**Prompt:**
Every record below should be printed exactly as given.

•••

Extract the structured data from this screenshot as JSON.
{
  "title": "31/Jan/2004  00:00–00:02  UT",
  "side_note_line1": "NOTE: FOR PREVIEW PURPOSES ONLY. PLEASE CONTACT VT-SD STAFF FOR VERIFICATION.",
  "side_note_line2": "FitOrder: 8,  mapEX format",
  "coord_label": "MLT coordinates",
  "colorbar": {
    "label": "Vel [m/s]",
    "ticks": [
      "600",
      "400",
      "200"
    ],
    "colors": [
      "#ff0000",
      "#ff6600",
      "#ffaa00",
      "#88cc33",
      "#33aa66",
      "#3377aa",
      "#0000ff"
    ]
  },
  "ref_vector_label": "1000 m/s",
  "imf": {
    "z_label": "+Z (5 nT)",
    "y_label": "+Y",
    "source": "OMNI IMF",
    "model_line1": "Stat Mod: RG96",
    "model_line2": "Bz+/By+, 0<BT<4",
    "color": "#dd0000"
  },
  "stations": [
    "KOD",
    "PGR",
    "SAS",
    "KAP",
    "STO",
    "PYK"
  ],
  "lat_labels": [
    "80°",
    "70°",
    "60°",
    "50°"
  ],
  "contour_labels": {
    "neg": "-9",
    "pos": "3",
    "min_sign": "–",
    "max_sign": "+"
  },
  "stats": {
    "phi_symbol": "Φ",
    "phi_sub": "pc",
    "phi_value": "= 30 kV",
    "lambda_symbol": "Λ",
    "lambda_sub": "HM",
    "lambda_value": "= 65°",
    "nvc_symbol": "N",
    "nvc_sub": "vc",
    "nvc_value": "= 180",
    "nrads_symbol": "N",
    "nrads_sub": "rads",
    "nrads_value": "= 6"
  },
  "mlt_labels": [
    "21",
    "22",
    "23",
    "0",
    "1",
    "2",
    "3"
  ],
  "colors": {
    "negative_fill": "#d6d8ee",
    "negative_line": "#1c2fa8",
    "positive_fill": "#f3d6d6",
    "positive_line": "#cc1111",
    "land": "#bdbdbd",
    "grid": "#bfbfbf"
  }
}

•••

**Worked answer:**
Extract the structured data from this screenshot as JSON.
{
  "title": "31/Jan/2004  00:00–00:02  UT",
  "side_note_line1": "NOTE: FOR PREVIEW PURPOSES ONLY. PLEASE CONTACT VT-SD STAFF FOR VERIFICATION.",
  "side_note_line2": "FitOrder: 8,  mapEX format",
  "coord_label": "MLT coordinates",
  "colorbar": {
    "label": "Vel [m/s]",
    "ticks": [
      "600",
      "400",
      "200"
    ],
    "colors": [
      "#ff0000",
      "#ff6600",
      "#ffaa00",
      "#88cc33",
      "#33aa66",
      "#3377aa",
      "#0000ff"
    ]
  },
  "ref_vector_label": "1000 m/s",
  "imf": {
    "z_label": "+Z (5 nT)",
    "y_label": "+Y",
    "source": "OMNI IMF",
    "model_line1": "Stat Mod: RG96",
    "model_line2": "Bz+/By+, 0<BT<4",
    "color": "#dd0000"
  },
  "stations": [
    "KOD",
    "PGR",
    "SAS",
    "KAP",
    "STO",
    "PYK"
  ],
  "lat_labels": [
    "80°",
    "70°",
    "60°",
    "50°"
  ],
  "contour_labels": {
    "neg": "-9",
    "pos": "3",
    "min_sign": "–",
    "max_sign": "+"
  },
  "stats": {
    "phi_symbol": "Φ",
    "phi_sub": "pc",
    "phi_value": "= 30 kV",
    "lambda_symbol": "Λ",
    "lambda_sub": "HM",
    "lambda_value": "= 65°",
    "nvc_symbol": "N",
    "nvc_sub": "vc",
    "nvc_value": "= 180",
    "nrads_symbol": "N",
    "nrads_sub": "rads",
    "nrads_value": "= 6"
  },
  "mlt_labels": [
    "21",
    "22",
    "23",
    "0",
    "1",
    "2",
    "3"
  ],
  "colors": {
    "negative_fill": "#d6d8ee",
    "negative_line": "#1c2fa8",
    "positive_fill": "#f3d6d6",
    "positive_line": "#cc1111",
    "land": "#bdbdbd",
    "grid": "#bfbfbf"
  }
}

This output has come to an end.